REQUIREMENT -
Print the listing as it stands, omitting all images.

GIVEN RECORDS -

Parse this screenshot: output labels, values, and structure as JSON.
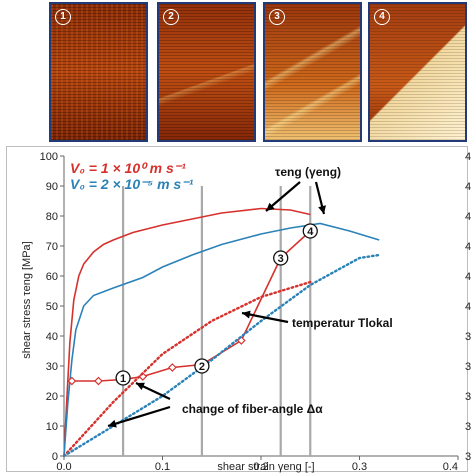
{
  "micrographs": [
    {
      "label": "1",
      "stage": 1
    },
    {
      "label": "2",
      "stage": 2
    },
    {
      "label": "3",
      "stage": 3
    },
    {
      "label": "4",
      "stage": 4
    }
  ],
  "chart_data": {
    "type": "line",
    "xlabel": "shear strain γeng [-]",
    "ylabel": "shear stress τeng [MPa]",
    "xlim": [
      0,
      0.4
    ],
    "ylim": [
      0,
      100
    ],
    "x_ticks": [
      "0.0",
      "0.1",
      "0.2",
      "0.3",
      "0.4"
    ],
    "y_ticks": [
      "0",
      "10",
      "20",
      "30",
      "40",
      "50",
      "60",
      "70",
      "80",
      "90",
      "100"
    ],
    "right_axis_tick_labels": [
      "3",
      "3",
      "3",
      "3",
      "3",
      "4",
      "4",
      "4",
      "4",
      "4",
      "4"
    ],
    "grid": false,
    "legend": [
      {
        "text": "V₀ = 1 × 10⁰   m s⁻¹",
        "color": "#d6312d"
      },
      {
        "text": "V₀ = 2 × 10⁻⁵   m s⁻¹",
        "color": "#2a82b8"
      }
    ],
    "legend_placement": "top-left",
    "series": [
      {
        "style": "solid",
        "color": "#d6312d",
        "x": [
          0,
          0.003,
          0.006,
          0.01,
          0.015,
          0.02,
          0.03,
          0.04,
          0.05,
          0.07,
          0.1,
          0.13,
          0.16,
          0.2,
          0.23,
          0.25
        ],
        "y": [
          0,
          20,
          38,
          52,
          60,
          64,
          68,
          70.5,
          72,
          74.5,
          77,
          79,
          81,
          82.5,
          82,
          80.5
        ]
      },
      {
        "style": "solid",
        "color": "#2a82b8",
        "x": [
          0,
          0.004,
          0.008,
          0.012,
          0.02,
          0.03,
          0.05,
          0.08,
          0.1,
          0.13,
          0.16,
          0.2,
          0.23,
          0.26,
          0.29,
          0.32
        ],
        "y": [
          0,
          18,
          32,
          42,
          50,
          53.5,
          56,
          59.5,
          63,
          67,
          70.5,
          74,
          76,
          77.5,
          75,
          72
        ]
      },
      {
        "style": "markers",
        "color": "#d6312d",
        "x": [
          0.008,
          0.035,
          0.06,
          0.08,
          0.11,
          0.14,
          0.18,
          0.22,
          0.25
        ],
        "y": [
          25,
          25,
          25.5,
          26.5,
          29.5,
          30.5,
          38.5,
          66,
          75
        ]
      },
      {
        "style": "dotted",
        "color": "#d6312d",
        "x": [
          0,
          0.05,
          0.1,
          0.15,
          0.2,
          0.25
        ],
        "y": [
          0,
          18,
          34,
          45,
          53,
          58
        ]
      },
      {
        "style": "dotted",
        "color": "#2a82b8",
        "x": [
          0,
          0.05,
          0.1,
          0.15,
          0.2,
          0.25,
          0.3,
          0.32
        ],
        "y": [
          0,
          10,
          20,
          32,
          45,
          57,
          66,
          67
        ]
      }
    ],
    "vertical_lines_x": [
      0.06,
      0.14,
      0.22,
      0.25
    ],
    "point_labels": [
      {
        "label": "1",
        "x": 0.06,
        "y": 26
      },
      {
        "label": "2",
        "x": 0.14,
        "y": 30
      },
      {
        "label": "3",
        "x": 0.22,
        "y": 66
      },
      {
        "label": "4",
        "x": 0.25,
        "y": 75
      }
    ],
    "annotations": {
      "stress_curve": "τeng (γeng)",
      "temperature": "temperatur  Tlokal",
      "fiber_angle": "change of fiber-angle  Δα"
    }
  }
}
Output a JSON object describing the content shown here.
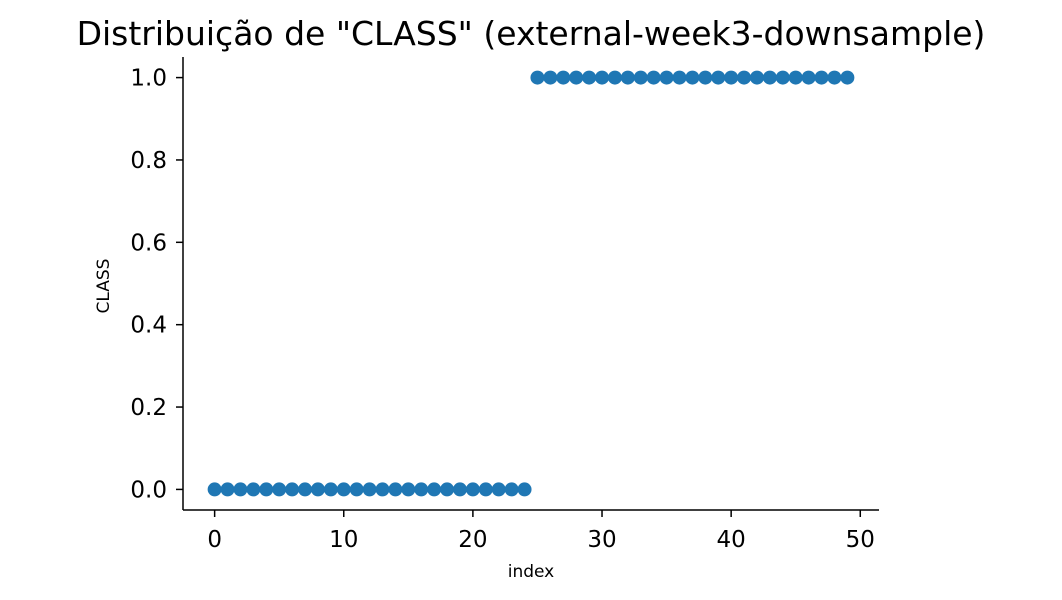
{
  "chart_data": {
    "type": "scatter",
    "title": "Distribuição de \"CLASS\" (external-week3-downsample)",
    "xlabel": "index",
    "ylabel": "CLASS",
    "xlim": [
      -2.45,
      51.45
    ],
    "ylim": [
      -0.05,
      1.05
    ],
    "x_ticks": [
      0,
      10,
      20,
      30,
      40,
      50
    ],
    "y_ticks": [
      0.0,
      0.2,
      0.4,
      0.6,
      0.8,
      1.0
    ],
    "x_tick_labels": [
      "0",
      "10",
      "20",
      "30",
      "40",
      "50"
    ],
    "y_tick_labels": [
      "0.0",
      "0.2",
      "0.4",
      "0.6",
      "0.8",
      "1.0"
    ],
    "grid": false,
    "legend": "none",
    "spines": [
      "left",
      "bottom"
    ],
    "marker_color": "#1f77b4",
    "x": [
      0,
      1,
      2,
      3,
      4,
      5,
      6,
      7,
      8,
      9,
      10,
      11,
      12,
      13,
      14,
      15,
      16,
      17,
      18,
      19,
      20,
      21,
      22,
      23,
      24,
      25,
      26,
      27,
      28,
      29,
      30,
      31,
      32,
      33,
      34,
      35,
      36,
      37,
      38,
      39,
      40,
      41,
      42,
      43,
      44,
      45,
      46,
      47,
      48,
      49
    ],
    "y": [
      0,
      0,
      0,
      0,
      0,
      0,
      0,
      0,
      0,
      0,
      0,
      0,
      0,
      0,
      0,
      0,
      0,
      0,
      0,
      0,
      0,
      0,
      0,
      0,
      0,
      1,
      1,
      1,
      1,
      1,
      1,
      1,
      1,
      1,
      1,
      1,
      1,
      1,
      1,
      1,
      1,
      1,
      1,
      1,
      1,
      1,
      1,
      1,
      1,
      1
    ]
  }
}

THE RESULT -
Parse this screenshot: output labels, values, and structure as JSON.
{
  "micrographs": [
    {
      "label": "1",
      "stage": 1
    },
    {
      "label": "2",
      "stage": 2
    },
    {
      "label": "3",
      "stage": 3
    },
    {
      "label": "4",
      "stage": 4
    }
  ],
  "chart_data": {
    "type": "line",
    "xlabel": "shear strain γeng [-]",
    "ylabel": "shear stress τeng [MPa]",
    "xlim": [
      0,
      0.4
    ],
    "ylim": [
      0,
      100
    ],
    "x_ticks": [
      "0.0",
      "0.1",
      "0.2",
      "0.3",
      "0.4"
    ],
    "y_ticks": [
      "0",
      "10",
      "20",
      "30",
      "40",
      "50",
      "60",
      "70",
      "80",
      "90",
      "100"
    ],
    "right_axis_tick_labels": [
      "3",
      "3",
      "3",
      "3",
      "3",
      "4",
      "4",
      "4",
      "4",
      "4",
      "4"
    ],
    "grid": false,
    "legend": [
      {
        "text": "V₀ = 1 × 10⁰   m s⁻¹",
        "color": "#d6312d"
      },
      {
        "text": "V₀ = 2 × 10⁻⁵   m s⁻¹",
        "color": "#2a82b8"
      }
    ],
    "legend_placement": "top-left",
    "series": [
      {
        "style": "solid",
        "color": "#d6312d",
        "x": [
          0,
          0.003,
          0.006,
          0.01,
          0.015,
          0.02,
          0.03,
          0.04,
          0.05,
          0.07,
          0.1,
          0.13,
          0.16,
          0.2,
          0.23,
          0.25
        ],
        "y": [
          0,
          20,
          38,
          52,
          60,
          64,
          68,
          70.5,
          72,
          74.5,
          77,
          79,
          81,
          82.5,
          82,
          80.5
        ]
      },
      {
        "style": "solid",
        "color": "#2a82b8",
        "x": [
          0,
          0.004,
          0.008,
          0.012,
          0.02,
          0.03,
          0.05,
          0.08,
          0.1,
          0.13,
          0.16,
          0.2,
          0.23,
          0.26,
          0.29,
          0.32
        ],
        "y": [
          0,
          18,
          32,
          42,
          50,
          53.5,
          56,
          59.5,
          63,
          67,
          70.5,
          74,
          76,
          77.5,
          75,
          72
        ]
      },
      {
        "style": "markers",
        "color": "#d6312d",
        "x": [
          0.008,
          0.035,
          0.06,
          0.08,
          0.11,
          0.14,
          0.18,
          0.22,
          0.25
        ],
        "y": [
          25,
          25,
          25.5,
          26.5,
          29.5,
          30.5,
          38.5,
          66,
          75
        ]
      },
      {
        "style": "dotted",
        "color": "#d6312d",
        "x": [
          0,
          0.05,
          0.1,
          0.15,
          0.2,
          0.25
        ],
        "y": [
          0,
          18,
          34,
          45,
          53,
          58
        ]
      },
      {
        "style": "dotted",
        "color": "#2a82b8",
        "x": [
          0,
          0.05,
          0.1,
          0.15,
          0.2,
          0.25,
          0.3,
          0.32
        ],
        "y": [
          0,
          10,
          20,
          32,
          45,
          57,
          66,
          67
        ]
      }
    ],
    "vertical_lines_x": [
      0.06,
      0.14,
      0.22,
      0.25
    ],
    "point_labels": [
      {
        "label": "1",
        "x": 0.06,
        "y": 26
      },
      {
        "label": "2",
        "x": 0.14,
        "y": 30
      },
      {
        "label": "3",
        "x": 0.22,
        "y": 66
      },
      {
        "label": "4",
        "x": 0.25,
        "y": 75
      }
    ],
    "annotations": {
      "stress_curve": "τeng (γeng)",
      "temperature": "temperatur  Tlokal",
      "fiber_angle": "change of fiber-angle  Δα"
    }
  }
}
Output a JSON object describing the content shown here.
{
  "chart_data": {
    "type": "scatter",
    "title": "Distribuição de \"CLASS\" (external-week3-downsample)",
    "xlabel": "index",
    "ylabel": "CLASS",
    "xlim": [
      -2.45,
      51.45
    ],
    "ylim": [
      -0.05,
      1.05
    ],
    "x_ticks": [
      0,
      10,
      20,
      30,
      40,
      50
    ],
    "y_ticks": [
      0.0,
      0.2,
      0.4,
      0.6,
      0.8,
      1.0
    ],
    "x_tick_labels": [
      "0",
      "10",
      "20",
      "30",
      "40",
      "50"
    ],
    "y_tick_labels": [
      "0.0",
      "0.2",
      "0.4",
      "0.6",
      "0.8",
      "1.0"
    ],
    "grid": false,
    "legend": "none",
    "spines": [
      "left",
      "bottom"
    ],
    "marker_color": "#1f77b4",
    "x": [
      0,
      1,
      2,
      3,
      4,
      5,
      6,
      7,
      8,
      9,
      10,
      11,
      12,
      13,
      14,
      15,
      16,
      17,
      18,
      19,
      20,
      21,
      22,
      23,
      24,
      25,
      26,
      27,
      28,
      29,
      30,
      31,
      32,
      33,
      34,
      35,
      36,
      37,
      38,
      39,
      40,
      41,
      42,
      43,
      44,
      45,
      46,
      47,
      48,
      49
    ],
    "y": [
      0,
      0,
      0,
      0,
      0,
      0,
      0,
      0,
      0,
      0,
      0,
      0,
      0,
      0,
      0,
      0,
      0,
      0,
      0,
      0,
      0,
      0,
      0,
      0,
      0,
      1,
      1,
      1,
      1,
      1,
      1,
      1,
      1,
      1,
      1,
      1,
      1,
      1,
      1,
      1,
      1,
      1,
      1,
      1,
      1,
      1,
      1,
      1,
      1,
      1
    ]
  }
}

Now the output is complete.